## Source excerpt:
....
Over the past two decades, the districts of low development in West Bengal, like North 24 Parganas, South 24 Parganas, Uttar Dinajpur, Malda, and Murshidabad have become hotspots for people leaving to work in States like Andhra Pradesh, Tamil Nadu, Gujarat, and Kerala, says Abhijit Mistry, an assistant professor in Manipur University, Imphal, who specialises in migration and population studies, and grew up in the Sundarbans. Many, like Abbasuddin go to work as construction workers, but there are also those who go as agricultural labour. All go in search of a stable income.
“Abbas left his home for the first time when he was 14 years old, to feed and provide for us. He tagged along with his mastoto bhai (mother’s brother) who took him to a construction site in Kerala to learn the work. Since then he has been working as a construction worker in many southern states,” says Asmina Bibi, Abbasuddin’s mother.
....
[Saved entries]
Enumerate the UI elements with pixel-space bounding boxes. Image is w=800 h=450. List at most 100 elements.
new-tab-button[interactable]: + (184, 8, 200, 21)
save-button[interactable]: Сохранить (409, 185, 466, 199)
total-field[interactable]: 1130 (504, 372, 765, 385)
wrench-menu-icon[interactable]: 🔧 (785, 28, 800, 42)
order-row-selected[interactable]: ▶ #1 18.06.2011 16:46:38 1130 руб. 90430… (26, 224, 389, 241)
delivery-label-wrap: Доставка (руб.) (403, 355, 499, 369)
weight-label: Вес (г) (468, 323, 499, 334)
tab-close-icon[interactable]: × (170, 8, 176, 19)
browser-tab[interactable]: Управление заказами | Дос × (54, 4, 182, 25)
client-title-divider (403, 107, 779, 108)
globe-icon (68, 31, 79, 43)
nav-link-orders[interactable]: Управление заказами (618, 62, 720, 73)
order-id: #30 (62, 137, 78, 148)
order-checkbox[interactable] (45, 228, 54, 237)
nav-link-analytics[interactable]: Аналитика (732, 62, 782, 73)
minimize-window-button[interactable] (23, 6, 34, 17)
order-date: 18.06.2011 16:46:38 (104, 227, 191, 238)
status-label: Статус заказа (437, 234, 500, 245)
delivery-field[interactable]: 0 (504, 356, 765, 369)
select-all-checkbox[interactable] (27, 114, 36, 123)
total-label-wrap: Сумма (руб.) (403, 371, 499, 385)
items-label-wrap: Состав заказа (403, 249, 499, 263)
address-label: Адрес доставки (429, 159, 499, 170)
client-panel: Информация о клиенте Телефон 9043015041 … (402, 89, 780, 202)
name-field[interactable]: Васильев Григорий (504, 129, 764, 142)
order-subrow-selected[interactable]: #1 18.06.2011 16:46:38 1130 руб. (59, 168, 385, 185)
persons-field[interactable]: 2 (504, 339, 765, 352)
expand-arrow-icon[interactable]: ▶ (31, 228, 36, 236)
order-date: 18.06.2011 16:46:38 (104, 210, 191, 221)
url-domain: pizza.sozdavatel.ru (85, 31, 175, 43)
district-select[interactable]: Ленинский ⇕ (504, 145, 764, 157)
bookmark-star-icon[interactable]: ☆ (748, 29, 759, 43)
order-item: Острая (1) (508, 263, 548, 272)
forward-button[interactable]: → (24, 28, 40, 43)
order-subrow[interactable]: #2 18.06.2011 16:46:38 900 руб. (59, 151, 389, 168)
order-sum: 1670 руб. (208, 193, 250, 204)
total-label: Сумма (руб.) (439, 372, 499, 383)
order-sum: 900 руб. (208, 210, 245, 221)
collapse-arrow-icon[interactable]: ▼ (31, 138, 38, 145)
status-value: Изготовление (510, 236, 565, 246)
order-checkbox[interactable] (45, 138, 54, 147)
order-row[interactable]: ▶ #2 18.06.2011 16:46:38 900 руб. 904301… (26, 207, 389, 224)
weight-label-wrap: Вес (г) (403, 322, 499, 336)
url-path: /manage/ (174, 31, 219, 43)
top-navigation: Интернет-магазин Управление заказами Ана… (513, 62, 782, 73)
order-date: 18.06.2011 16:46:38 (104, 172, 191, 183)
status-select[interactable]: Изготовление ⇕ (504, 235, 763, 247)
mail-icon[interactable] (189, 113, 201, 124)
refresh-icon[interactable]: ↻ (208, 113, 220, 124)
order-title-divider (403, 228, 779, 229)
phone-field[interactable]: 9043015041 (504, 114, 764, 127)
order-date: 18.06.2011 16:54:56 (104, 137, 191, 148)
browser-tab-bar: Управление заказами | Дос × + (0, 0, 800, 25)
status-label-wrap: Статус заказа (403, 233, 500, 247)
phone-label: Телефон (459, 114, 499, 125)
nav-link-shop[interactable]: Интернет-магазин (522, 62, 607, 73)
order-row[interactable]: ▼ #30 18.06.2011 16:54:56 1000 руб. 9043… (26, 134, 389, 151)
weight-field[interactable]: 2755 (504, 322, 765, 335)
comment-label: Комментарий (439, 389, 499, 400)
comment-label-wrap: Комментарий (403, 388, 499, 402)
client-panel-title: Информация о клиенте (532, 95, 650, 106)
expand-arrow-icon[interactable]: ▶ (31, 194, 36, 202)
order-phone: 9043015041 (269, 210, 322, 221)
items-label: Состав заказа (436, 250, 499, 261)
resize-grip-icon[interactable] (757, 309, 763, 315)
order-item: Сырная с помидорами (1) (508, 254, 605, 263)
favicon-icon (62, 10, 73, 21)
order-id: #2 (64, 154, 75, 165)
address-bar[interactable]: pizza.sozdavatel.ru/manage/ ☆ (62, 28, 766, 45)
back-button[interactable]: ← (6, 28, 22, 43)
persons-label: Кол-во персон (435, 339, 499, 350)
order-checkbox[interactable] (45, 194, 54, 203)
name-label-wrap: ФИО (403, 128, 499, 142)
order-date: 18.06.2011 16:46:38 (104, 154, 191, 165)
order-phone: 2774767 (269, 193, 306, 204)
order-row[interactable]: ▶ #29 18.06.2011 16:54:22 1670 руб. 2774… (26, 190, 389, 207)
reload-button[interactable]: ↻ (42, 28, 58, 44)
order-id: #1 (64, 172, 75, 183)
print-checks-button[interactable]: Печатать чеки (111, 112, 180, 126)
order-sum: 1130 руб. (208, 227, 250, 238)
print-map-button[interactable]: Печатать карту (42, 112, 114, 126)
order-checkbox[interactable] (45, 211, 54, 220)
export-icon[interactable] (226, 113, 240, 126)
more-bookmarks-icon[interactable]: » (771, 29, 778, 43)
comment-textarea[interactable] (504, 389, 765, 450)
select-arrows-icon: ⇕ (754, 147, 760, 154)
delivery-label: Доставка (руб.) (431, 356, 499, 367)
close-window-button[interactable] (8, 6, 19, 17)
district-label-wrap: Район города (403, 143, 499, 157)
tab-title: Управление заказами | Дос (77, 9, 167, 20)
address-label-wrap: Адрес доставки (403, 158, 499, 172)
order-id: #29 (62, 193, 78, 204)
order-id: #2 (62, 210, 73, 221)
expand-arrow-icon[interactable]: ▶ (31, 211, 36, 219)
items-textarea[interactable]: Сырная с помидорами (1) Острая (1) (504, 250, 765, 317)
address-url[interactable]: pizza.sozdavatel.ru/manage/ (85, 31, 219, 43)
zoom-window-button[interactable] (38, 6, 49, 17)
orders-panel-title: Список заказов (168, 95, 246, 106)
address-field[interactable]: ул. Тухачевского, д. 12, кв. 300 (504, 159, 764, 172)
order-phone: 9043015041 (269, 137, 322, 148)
....
## Your tasks:
**A)** From the passage on labor migration from West Bengal, reproduce the text from "Over the past" up to and including "a stable income.".
**B)** Write the next part of the passage on labor migration from West Bengal, picking up after its final sentence.

## Written responses:
**A)**
Over the past two decades, the districts of low development in West Bengal, like North 24 Parganas, South 24 Parganas, Uttar Dinajpur, Malda, and Murshidabad have become hotspots for people leaving to work in States like Andhra Pradesh, Tamil Nadu, Gujarat, and Kerala, says Abhijit Mistry, an assistant professor in Manipur University, Imphal, who specialises in migration and population studies, and grew up in the Sundarbans. Many, like Abbasuddin go to work as construction workers, but there are also those who go as agricultural labour. All go in search of a stable income.

**B)**
Moving for money
The 2011 Census suggests that West Bengal recorded negative net migration for the first time. “Negative net migration indicates that more workers are migrating to other States in comparison to the number of migrants who move to West Bengal for temporary settlement, owing to the lack of work opportunities, falling returns from agriculture, and the drastic impact of climate change on their caste assigned work,” says Mr. Mistry. Upto .34 million people from migrated from the State to other States, for employment, with 0.22 from rural Bengal.